### DIRECTIONS:
Reproduce the passage of the piece on children's TV shows from "Anyway, not really" to "again, very sitcommy.", putting "Romania" in place of "Transylvania".

### TEXT PROVIDED:
▬▬▬

She’s never enjoyed “Elena of Avalor.” It could be that Elena is older than the other two and the show caters to grade-schoolers, not pre-schoolers. But the same argument could be made for the Dora sequel (Did you know Dora has a sequel?), which has Dora as a teenager, and my daughter eats that shit up.

These shows follow a standard sitcom formula. I thought an extended story over a half-hour might account for my daughter’s lack of interest. But, again, the same description could be used for Dora. Seriously, what kind of crack is Dora that makes it successful?

Anyway, not really sure why these shows haven’t really distinguished themselves or caught her imagination.

A potential exception in this genre is Vampirina. It follows in the same vein as the others, but features a little vampire girl who moved to America from Transylvania. We’ve only been watching it for about a week, but so far my daughter likes it better than the others. I like it so far. The parents oscillate between being supportive and creating their own problems – again, very sitcommy.

Of course, as a new show, we will quickly run into the “not enough episodes” problem. But at least Disney is putting Vamprina merch in stores. Too bad my daughter didn’t start watching until the week after Christmas. Actual conversation wife and I had in Toys R Us in mid-December: “Oh, hey, should we get her a Vamprina doll? That shows fun.” “Yeah, but she never asks for it. Not even sure she knows who the characters are.”

Famous last words.

But hey, Vampirina’s not a princess, so that’s a fun twist for a Disney show.  The opening lyrics even go “I may be blue with pointy teeth, but I’m not so different underneath… I’m just like you.” Maybe Disney is finally getting past the… Oh, who am I kidding? That’ll be retconned out.

▬▬▬

### DATASET EXCERPTS:
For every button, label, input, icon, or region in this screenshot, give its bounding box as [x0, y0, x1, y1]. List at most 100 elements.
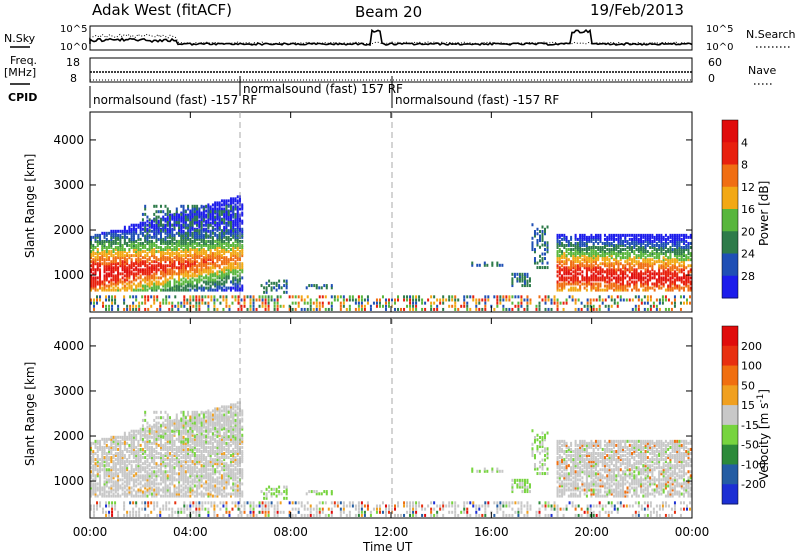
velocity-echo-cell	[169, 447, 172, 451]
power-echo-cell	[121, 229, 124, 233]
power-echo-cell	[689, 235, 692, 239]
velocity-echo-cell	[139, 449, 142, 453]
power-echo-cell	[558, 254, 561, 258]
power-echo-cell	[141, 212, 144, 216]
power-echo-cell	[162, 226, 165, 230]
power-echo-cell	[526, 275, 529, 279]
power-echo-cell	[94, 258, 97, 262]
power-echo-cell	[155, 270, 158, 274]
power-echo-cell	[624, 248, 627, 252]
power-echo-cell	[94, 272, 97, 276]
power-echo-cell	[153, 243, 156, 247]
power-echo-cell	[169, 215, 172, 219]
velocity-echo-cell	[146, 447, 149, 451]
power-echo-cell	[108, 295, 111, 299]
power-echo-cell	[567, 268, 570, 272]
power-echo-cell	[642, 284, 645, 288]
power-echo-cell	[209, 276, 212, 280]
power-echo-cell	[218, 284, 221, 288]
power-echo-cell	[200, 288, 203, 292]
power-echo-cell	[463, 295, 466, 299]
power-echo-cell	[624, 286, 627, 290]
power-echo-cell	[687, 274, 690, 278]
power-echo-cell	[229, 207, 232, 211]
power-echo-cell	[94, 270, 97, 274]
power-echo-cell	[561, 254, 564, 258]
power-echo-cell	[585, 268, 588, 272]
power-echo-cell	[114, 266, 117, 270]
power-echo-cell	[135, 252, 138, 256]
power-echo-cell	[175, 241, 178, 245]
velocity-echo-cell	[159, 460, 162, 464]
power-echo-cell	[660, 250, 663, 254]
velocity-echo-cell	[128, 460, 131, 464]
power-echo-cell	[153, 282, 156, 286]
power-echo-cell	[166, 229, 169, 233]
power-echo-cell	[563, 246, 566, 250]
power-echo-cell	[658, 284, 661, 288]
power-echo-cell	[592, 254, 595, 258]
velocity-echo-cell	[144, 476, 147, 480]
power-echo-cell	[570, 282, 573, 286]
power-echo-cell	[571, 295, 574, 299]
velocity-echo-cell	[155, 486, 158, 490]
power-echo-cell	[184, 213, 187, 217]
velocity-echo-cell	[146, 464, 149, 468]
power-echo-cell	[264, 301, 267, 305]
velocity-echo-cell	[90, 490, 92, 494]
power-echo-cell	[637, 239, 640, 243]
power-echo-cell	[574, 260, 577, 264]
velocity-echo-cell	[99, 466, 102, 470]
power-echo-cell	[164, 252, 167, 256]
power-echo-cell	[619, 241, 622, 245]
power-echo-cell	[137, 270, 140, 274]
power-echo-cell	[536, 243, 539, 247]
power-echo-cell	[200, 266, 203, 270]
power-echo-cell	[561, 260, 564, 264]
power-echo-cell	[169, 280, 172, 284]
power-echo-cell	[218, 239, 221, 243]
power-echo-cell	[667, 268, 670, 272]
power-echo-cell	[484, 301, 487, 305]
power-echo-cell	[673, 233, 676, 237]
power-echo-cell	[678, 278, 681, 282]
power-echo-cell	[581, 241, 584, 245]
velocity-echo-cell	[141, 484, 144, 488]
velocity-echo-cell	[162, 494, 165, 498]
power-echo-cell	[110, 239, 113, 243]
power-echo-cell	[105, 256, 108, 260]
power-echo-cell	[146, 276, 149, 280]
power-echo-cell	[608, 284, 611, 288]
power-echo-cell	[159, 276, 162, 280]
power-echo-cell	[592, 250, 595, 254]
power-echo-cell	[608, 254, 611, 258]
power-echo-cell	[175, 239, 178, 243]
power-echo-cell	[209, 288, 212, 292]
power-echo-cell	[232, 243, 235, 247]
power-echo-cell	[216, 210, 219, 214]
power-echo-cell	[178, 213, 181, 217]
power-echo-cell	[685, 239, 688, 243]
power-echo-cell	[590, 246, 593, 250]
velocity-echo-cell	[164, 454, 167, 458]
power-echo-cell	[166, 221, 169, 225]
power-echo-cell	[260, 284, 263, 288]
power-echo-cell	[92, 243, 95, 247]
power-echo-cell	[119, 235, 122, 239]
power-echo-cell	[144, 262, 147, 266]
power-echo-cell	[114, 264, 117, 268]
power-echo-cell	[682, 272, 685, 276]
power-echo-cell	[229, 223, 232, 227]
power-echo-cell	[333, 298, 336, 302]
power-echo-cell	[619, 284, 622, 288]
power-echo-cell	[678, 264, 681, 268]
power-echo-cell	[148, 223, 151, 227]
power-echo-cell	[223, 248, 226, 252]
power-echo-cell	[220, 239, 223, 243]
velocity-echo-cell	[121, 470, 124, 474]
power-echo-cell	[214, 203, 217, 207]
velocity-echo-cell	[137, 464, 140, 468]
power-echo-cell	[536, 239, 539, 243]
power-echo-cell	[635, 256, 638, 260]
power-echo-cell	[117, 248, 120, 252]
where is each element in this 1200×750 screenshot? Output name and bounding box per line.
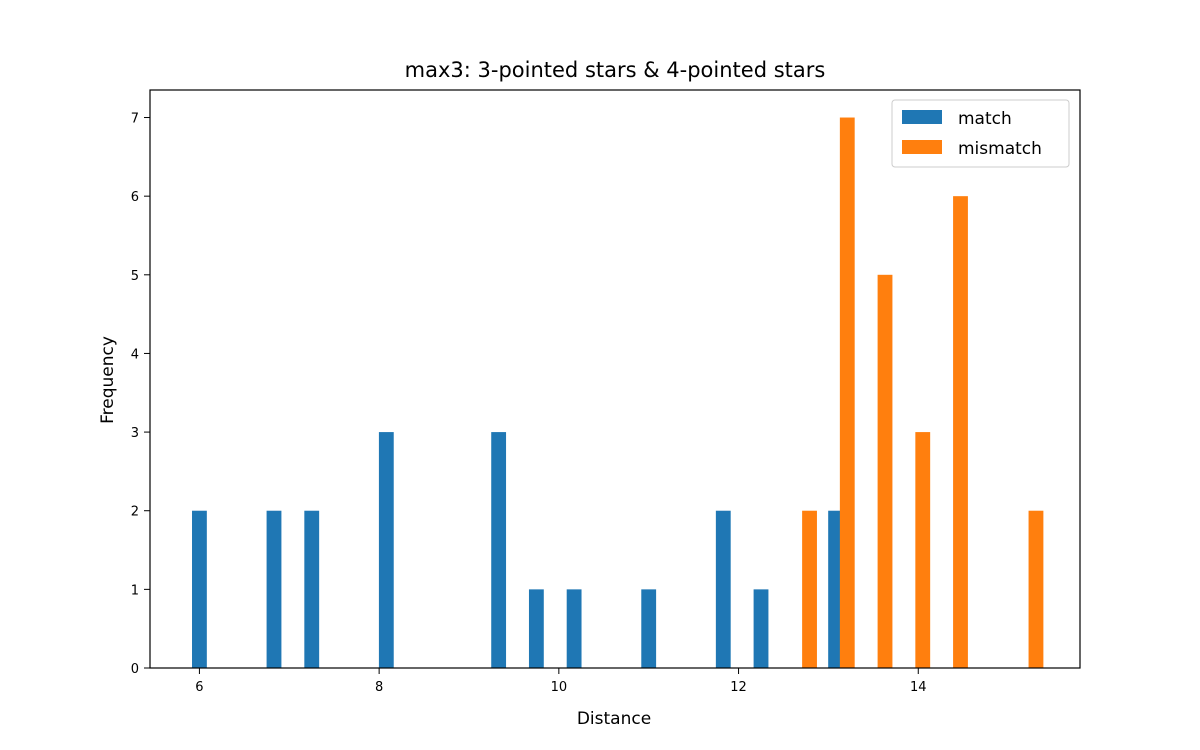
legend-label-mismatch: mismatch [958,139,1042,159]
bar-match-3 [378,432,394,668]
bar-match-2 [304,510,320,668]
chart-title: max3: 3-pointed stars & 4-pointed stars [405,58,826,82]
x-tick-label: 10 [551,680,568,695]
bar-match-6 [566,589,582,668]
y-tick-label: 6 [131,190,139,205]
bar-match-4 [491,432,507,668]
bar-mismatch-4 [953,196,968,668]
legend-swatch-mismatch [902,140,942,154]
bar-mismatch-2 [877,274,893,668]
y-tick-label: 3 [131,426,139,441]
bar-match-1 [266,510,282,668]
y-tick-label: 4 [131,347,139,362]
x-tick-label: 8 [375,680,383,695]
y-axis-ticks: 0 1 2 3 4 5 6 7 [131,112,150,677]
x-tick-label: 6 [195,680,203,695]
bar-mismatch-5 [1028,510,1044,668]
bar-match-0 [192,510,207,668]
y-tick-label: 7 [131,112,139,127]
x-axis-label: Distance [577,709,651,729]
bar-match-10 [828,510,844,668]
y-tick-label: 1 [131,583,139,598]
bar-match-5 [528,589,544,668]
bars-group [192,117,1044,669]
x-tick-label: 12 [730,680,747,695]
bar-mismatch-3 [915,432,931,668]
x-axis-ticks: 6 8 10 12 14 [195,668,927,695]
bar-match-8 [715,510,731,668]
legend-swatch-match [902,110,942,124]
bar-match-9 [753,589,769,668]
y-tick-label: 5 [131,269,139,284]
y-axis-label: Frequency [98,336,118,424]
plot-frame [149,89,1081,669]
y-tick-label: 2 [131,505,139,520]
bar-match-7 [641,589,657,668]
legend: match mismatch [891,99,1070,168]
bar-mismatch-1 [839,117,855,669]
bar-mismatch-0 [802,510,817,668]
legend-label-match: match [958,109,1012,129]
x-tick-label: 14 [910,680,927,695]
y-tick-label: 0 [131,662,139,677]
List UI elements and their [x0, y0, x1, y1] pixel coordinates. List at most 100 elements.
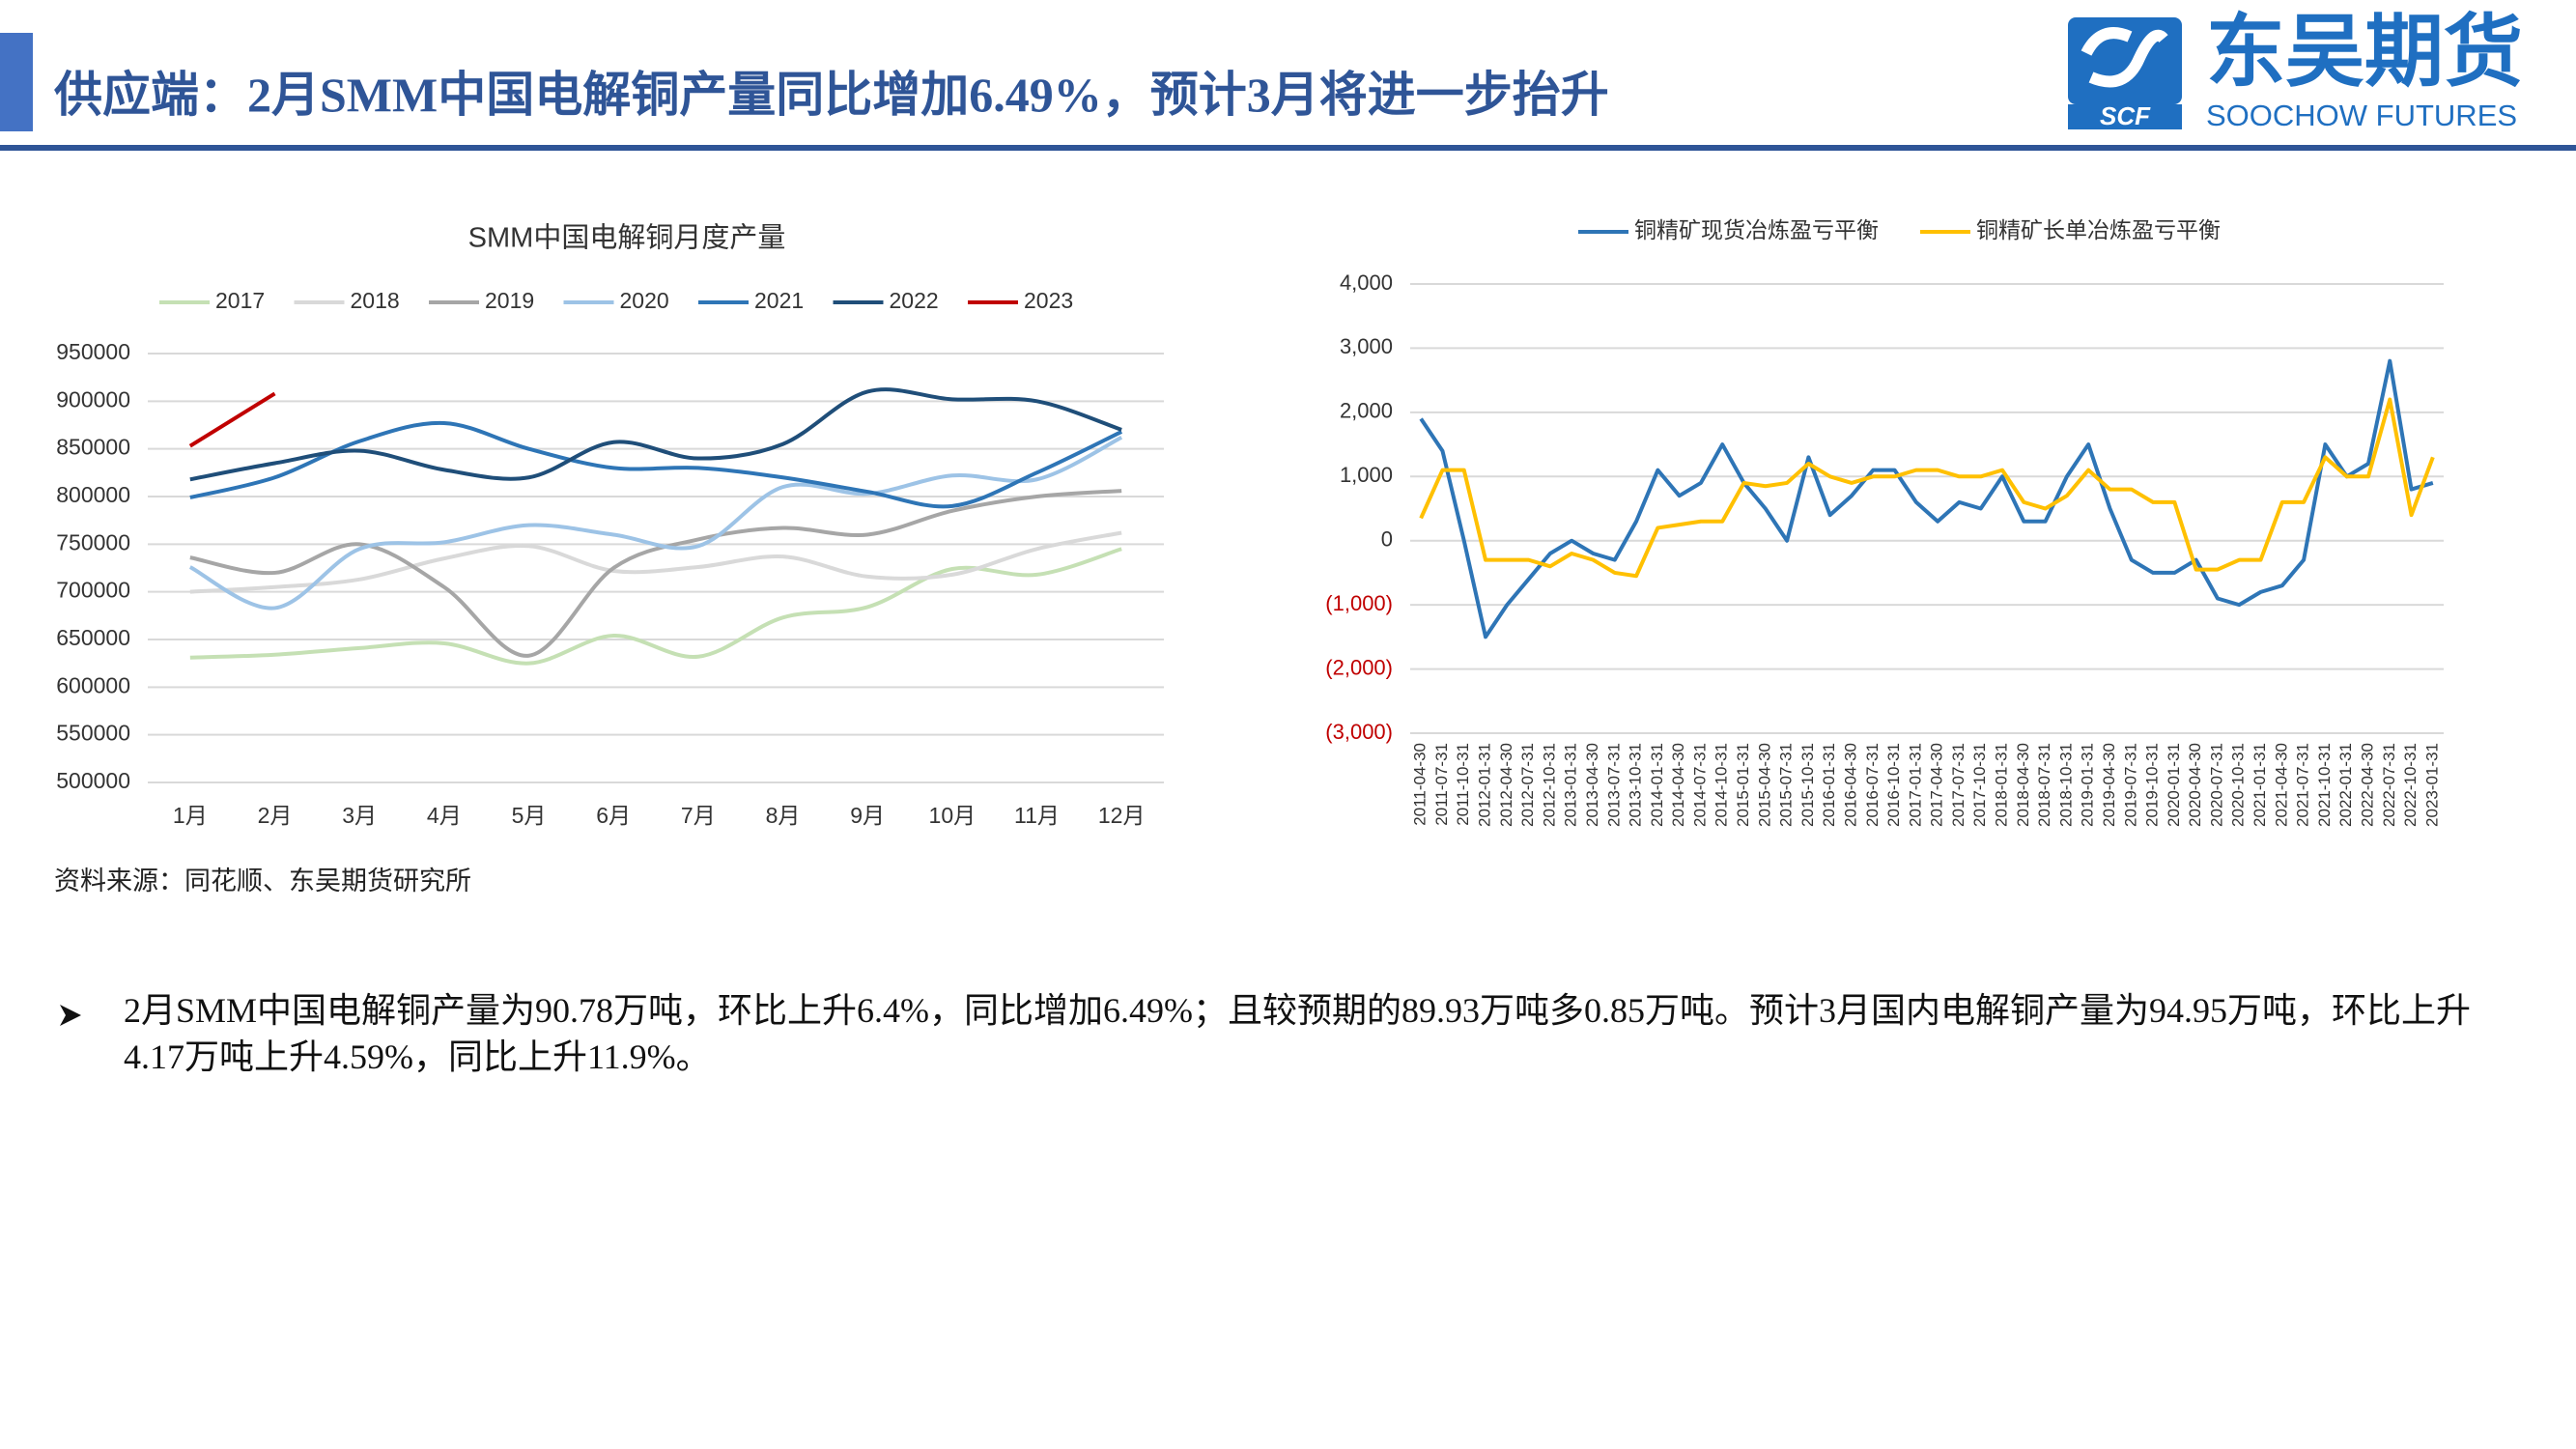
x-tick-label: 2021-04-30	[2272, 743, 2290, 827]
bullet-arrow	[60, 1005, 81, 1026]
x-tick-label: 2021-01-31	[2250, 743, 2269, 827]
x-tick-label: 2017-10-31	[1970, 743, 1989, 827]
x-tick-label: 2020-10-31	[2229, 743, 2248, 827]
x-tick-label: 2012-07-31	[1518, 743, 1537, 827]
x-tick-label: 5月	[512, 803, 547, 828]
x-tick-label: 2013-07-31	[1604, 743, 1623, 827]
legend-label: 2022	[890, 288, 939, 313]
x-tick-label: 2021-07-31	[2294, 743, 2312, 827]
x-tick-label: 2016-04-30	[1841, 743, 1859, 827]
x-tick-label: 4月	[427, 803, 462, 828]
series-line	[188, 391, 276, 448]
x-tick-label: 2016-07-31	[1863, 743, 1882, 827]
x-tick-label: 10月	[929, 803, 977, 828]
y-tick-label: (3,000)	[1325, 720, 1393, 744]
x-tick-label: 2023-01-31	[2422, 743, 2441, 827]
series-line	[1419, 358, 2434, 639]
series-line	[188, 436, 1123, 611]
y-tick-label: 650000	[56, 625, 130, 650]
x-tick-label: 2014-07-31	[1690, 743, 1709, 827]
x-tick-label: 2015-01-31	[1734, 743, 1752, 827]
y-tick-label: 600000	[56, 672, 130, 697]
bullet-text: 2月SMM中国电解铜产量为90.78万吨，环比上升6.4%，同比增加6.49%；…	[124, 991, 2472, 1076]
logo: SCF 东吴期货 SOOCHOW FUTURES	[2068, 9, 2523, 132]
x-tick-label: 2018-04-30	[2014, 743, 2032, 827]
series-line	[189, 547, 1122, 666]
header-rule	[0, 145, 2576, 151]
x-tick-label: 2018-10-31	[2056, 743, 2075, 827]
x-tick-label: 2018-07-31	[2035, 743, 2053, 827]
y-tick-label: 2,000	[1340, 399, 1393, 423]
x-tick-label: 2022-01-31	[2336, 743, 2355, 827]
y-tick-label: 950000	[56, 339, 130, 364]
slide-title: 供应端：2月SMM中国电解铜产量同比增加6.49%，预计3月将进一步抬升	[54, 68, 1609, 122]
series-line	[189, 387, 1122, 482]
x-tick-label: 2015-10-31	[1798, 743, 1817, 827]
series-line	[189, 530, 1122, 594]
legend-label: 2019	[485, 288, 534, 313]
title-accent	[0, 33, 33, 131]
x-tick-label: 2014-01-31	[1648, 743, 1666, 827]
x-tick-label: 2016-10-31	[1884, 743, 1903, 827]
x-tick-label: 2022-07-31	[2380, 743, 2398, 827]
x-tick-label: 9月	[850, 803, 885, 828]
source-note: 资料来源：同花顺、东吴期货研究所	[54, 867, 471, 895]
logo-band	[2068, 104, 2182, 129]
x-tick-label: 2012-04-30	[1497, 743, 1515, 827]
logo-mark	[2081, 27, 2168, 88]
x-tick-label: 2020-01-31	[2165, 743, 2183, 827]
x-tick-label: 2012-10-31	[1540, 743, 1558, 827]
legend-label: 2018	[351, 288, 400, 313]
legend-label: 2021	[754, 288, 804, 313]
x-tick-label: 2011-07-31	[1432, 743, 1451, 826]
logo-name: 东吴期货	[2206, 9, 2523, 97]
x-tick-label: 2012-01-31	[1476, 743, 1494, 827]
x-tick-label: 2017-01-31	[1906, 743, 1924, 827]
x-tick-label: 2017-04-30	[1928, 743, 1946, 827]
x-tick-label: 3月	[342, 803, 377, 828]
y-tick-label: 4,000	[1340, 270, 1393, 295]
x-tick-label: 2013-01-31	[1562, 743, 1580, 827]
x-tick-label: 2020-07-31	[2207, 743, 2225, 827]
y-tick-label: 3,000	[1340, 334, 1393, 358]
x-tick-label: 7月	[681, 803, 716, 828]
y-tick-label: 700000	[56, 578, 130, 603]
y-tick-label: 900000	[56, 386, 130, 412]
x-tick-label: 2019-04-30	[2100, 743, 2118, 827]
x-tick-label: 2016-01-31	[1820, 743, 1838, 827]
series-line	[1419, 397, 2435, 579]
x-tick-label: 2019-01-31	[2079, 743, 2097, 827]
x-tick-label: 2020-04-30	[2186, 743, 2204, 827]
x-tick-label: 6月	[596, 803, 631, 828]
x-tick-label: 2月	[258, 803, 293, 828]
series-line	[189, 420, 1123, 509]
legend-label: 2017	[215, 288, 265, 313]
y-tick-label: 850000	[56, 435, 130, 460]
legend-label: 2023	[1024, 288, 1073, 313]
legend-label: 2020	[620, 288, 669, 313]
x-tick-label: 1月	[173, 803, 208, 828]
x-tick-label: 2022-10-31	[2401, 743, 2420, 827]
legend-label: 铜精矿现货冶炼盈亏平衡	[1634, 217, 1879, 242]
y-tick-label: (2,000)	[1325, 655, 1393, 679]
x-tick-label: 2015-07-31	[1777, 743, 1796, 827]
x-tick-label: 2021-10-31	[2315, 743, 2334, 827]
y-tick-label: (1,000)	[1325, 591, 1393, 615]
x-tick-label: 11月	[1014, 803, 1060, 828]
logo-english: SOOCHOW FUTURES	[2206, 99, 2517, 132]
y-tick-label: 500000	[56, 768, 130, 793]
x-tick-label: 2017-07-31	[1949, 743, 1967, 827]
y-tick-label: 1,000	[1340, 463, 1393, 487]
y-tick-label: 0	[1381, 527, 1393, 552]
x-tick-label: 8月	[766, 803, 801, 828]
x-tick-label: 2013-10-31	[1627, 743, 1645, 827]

▬▬▬

### RESPONSE BELOW:
Anyway, not really sure why these shows haven’t really distinguished themselves or caught her imagination.

A potential exception in this genre is Vampirina. It follows in the same vein as the others, but features a little vampire girl who moved to America from Romania. We’ve only been watching it for about a week, but so far my daughter likes it better than the others. I like it so far. The parents oscillate between being supportive and creating their own problems – again, very sitcommy.